#### [Aim of the exercise]
Scan the listing and work out how many lines contain the word "municipales". Nothing but the number should be given.

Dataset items
★ ★ ★ ★ ★ ★ ★
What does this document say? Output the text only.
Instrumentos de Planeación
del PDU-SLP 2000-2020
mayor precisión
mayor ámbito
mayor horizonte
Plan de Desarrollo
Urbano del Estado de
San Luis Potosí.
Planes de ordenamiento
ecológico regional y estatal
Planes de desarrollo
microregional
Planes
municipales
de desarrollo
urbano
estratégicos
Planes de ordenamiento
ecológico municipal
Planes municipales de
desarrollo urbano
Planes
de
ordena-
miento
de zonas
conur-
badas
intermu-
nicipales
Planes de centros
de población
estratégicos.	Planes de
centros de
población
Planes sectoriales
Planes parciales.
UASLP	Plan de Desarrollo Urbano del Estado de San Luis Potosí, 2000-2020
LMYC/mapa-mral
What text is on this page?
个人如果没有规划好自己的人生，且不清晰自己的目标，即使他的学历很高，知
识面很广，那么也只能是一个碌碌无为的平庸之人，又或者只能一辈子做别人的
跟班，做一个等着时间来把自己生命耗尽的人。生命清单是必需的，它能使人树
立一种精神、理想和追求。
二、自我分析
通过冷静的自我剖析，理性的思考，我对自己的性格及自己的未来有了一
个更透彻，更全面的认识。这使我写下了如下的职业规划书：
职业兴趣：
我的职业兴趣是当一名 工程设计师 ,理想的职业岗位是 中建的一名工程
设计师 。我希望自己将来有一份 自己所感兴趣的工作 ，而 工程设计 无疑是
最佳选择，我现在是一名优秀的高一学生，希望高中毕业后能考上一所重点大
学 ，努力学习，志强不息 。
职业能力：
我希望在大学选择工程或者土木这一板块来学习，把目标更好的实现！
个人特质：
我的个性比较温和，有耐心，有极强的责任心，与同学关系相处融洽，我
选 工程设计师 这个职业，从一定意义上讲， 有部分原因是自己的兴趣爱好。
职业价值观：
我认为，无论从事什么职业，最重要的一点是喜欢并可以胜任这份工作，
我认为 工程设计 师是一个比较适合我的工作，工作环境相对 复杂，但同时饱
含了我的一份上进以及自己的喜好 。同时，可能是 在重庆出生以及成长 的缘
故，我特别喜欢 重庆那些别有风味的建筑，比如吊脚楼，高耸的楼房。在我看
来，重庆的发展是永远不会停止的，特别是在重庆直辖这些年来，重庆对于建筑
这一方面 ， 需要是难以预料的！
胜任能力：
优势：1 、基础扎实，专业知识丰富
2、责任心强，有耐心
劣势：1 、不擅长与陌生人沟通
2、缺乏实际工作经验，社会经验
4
★ ★ ★ ★ ★ ★ ★
#### [Result]
2